[Extracts from a graphics dataset]
•••
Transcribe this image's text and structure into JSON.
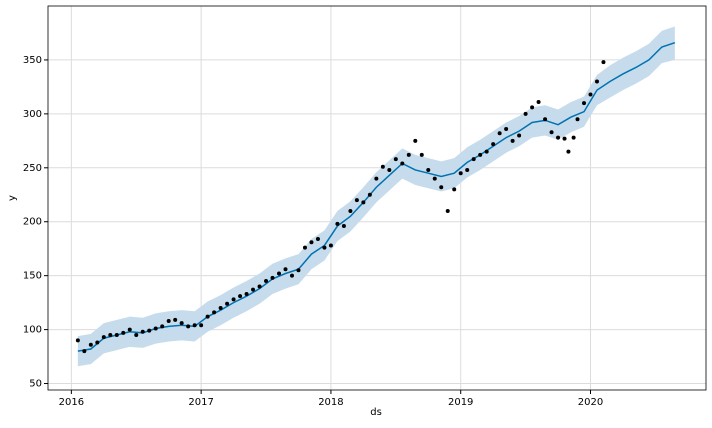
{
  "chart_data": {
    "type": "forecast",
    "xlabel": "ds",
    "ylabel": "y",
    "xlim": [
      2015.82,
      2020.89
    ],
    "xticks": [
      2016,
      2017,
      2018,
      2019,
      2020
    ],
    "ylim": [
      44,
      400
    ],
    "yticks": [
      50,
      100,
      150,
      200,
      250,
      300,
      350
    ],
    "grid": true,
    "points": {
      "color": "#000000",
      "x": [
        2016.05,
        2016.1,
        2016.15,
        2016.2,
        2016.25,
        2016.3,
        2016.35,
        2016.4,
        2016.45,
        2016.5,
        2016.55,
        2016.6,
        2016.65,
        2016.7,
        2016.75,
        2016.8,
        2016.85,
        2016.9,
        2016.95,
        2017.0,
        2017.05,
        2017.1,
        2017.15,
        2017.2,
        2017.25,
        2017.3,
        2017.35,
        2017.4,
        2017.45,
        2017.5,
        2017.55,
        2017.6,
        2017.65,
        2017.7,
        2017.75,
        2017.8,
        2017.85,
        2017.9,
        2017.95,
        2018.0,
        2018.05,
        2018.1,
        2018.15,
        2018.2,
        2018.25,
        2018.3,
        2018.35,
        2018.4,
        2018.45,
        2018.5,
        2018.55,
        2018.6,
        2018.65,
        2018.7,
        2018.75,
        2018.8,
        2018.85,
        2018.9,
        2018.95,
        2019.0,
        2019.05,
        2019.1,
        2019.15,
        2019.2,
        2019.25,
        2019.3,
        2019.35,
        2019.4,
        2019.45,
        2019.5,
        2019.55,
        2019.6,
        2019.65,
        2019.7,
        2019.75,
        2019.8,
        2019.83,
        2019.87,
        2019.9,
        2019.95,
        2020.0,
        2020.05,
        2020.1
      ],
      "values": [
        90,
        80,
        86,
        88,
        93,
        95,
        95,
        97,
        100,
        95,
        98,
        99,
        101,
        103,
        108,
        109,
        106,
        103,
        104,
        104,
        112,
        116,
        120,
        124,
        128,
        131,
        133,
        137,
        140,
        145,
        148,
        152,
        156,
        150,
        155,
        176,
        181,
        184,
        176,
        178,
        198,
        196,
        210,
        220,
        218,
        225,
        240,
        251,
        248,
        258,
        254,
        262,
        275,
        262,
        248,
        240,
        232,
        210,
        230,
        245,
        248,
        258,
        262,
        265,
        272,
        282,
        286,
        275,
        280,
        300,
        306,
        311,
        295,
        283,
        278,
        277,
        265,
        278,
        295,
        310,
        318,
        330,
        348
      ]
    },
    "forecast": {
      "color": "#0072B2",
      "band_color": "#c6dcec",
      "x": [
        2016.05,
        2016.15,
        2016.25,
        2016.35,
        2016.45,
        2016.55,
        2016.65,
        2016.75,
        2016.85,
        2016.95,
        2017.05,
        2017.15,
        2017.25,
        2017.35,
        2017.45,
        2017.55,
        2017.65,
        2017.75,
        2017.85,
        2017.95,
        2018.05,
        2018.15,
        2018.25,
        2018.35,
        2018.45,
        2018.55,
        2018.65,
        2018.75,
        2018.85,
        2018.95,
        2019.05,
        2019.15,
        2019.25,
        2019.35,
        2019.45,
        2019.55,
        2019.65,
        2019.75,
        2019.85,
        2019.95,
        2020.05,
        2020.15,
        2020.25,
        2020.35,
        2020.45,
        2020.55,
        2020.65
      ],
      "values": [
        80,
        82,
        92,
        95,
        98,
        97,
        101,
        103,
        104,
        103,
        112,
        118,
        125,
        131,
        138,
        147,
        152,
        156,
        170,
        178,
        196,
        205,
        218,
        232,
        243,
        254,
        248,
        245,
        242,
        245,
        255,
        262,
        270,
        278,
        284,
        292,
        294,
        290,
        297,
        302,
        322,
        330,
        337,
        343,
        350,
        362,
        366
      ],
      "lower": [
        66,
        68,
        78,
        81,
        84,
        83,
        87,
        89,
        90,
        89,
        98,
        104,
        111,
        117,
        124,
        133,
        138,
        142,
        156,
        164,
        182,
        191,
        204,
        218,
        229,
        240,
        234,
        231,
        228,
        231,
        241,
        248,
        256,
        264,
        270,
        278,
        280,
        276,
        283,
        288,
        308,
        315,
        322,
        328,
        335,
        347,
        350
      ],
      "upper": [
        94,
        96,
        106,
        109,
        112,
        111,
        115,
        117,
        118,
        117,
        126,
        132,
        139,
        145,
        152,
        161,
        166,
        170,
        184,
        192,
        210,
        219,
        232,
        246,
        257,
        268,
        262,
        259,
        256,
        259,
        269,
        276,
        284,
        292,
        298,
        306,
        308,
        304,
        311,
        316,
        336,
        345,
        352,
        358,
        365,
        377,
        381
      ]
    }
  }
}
•••
Write out the full listing verbatim, excluding its pictures.

Transcribe this image's text and structure into JSON.
{
  "chart_data": {
    "type": "forecast",
    "xlabel": "ds",
    "ylabel": "y",
    "xlim": [
      2015.82,
      2020.89
    ],
    "xticks": [
      2016,
      2017,
      2018,
      2019,
      2020
    ],
    "ylim": [
      44,
      400
    ],
    "yticks": [
      50,
      100,
      150,
      200,
      250,
      300,
      350
    ],
    "grid": true,
    "points": {
      "color": "#000000",
      "x": [
        2016.05,
        2016.1,
        2016.15,
        2016.2,
        2016.25,
        2016.3,
        2016.35,
        2016.4,
        2016.45,
        2016.5,
        2016.55,
        2016.6,
        2016.65,
        2016.7,
        2016.75,
        2016.8,
        2016.85,
        2016.9,
        2016.95,
        2017.0,
        2017.05,
        2017.1,
        2017.15,
        2017.2,
        2017.25,
        2017.3,
        2017.35,
        2017.4,
        2017.45,
        2017.5,
        2017.55,
        2017.6,
        2017.65,
        2017.7,
        2017.75,
        2017.8,
        2017.85,
        2017.9,
        2017.95,
        2018.0,
        2018.05,
        2018.1,
        2018.15,
        2018.2,
        2018.25,
        2018.3,
        2018.35,
        2018.4,
        2018.45,
        2018.5,
        2018.55,
        2018.6,
        2018.65,
        2018.7,
        2018.75,
        2018.8,
        2018.85,
        2018.9,
        2018.95,
        2019.0,
        2019.05,
        2019.1,
        2019.15,
        2019.2,
        2019.25,
        2019.3,
        2019.35,
        2019.4,
        2019.45,
        2019.5,
        2019.55,
        2019.6,
        2019.65,
        2019.7,
        2019.75,
        2019.8,
        2019.83,
        2019.87,
        2019.9,
        2019.95,
        2020.0,
        2020.05,
        2020.1
      ],
      "values": [
        90,
        80,
        86,
        88,
        93,
        95,
        95,
        97,
        100,
        95,
        98,
        99,
        101,
        103,
        108,
        109,
        106,
        103,
        104,
        104,
        112,
        116,
        120,
        124,
        128,
        131,
        133,
        137,
        140,
        145,
        148,
        152,
        156,
        150,
        155,
        176,
        181,
        184,
        176,
        178,
        198,
        196,
        210,
        220,
        218,
        225,
        240,
        251,
        248,
        258,
        254,
        262,
        275,
        262,
        248,
        240,
        232,
        210,
        230,
        245,
        248,
        258,
        262,
        265,
        272,
        282,
        286,
        275,
        280,
        300,
        306,
        311,
        295,
        283,
        278,
        277,
        265,
        278,
        295,
        310,
        318,
        330,
        348
      ]
    },
    "forecast": {
      "color": "#0072B2",
      "band_color": "#c6dcec",
      "x": [
        2016.05,
        2016.15,
        2016.25,
        2016.35,
        2016.45,
        2016.55,
        2016.65,
        2016.75,
        2016.85,
        2016.95,
        2017.05,
        2017.15,
        2017.25,
        2017.35,
        2017.45,
        2017.55,
        2017.65,
        2017.75,
        2017.85,
        2017.95,
        2018.05,
        2018.15,
        2018.25,
        2018.35,
        2018.45,
        2018.55,
        2018.65,
        2018.75,
        2018.85,
        2018.95,
        2019.05,
        2019.15,
        2019.25,
        2019.35,
        2019.45,
        2019.55,
        2019.65,
        2019.75,
        2019.85,
        2019.95,
        2020.05,
        2020.15,
        2020.25,
        2020.35,
        2020.45,
        2020.55,
        2020.65
      ],
      "values": [
        80,
        82,
        92,
        95,
        98,
        97,
        101,
        103,
        104,
        103,
        112,
        118,
        125,
        131,
        138,
        147,
        152,
        156,
        170,
        178,
        196,
        205,
        218,
        232,
        243,
        254,
        248,
        245,
        242,
        245,
        255,
        262,
        270,
        278,
        284,
        292,
        294,
        290,
        297,
        302,
        322,
        330,
        337,
        343,
        350,
        362,
        366
      ],
      "lower": [
        66,
        68,
        78,
        81,
        84,
        83,
        87,
        89,
        90,
        89,
        98,
        104,
        111,
        117,
        124,
        133,
        138,
        142,
        156,
        164,
        182,
        191,
        204,
        218,
        229,
        240,
        234,
        231,
        228,
        231,
        241,
        248,
        256,
        264,
        270,
        278,
        280,
        276,
        283,
        288,
        308,
        315,
        322,
        328,
        335,
        347,
        350
      ],
      "upper": [
        94,
        96,
        106,
        109,
        112,
        111,
        115,
        117,
        118,
        117,
        126,
        132,
        139,
        145,
        152,
        161,
        166,
        170,
        184,
        192,
        210,
        219,
        232,
        246,
        257,
        268,
        262,
        259,
        256,
        259,
        269,
        276,
        284,
        292,
        298,
        306,
        308,
        304,
        311,
        316,
        336,
        345,
        352,
        358,
        365,
        377,
        381
      ]
    }
  }
}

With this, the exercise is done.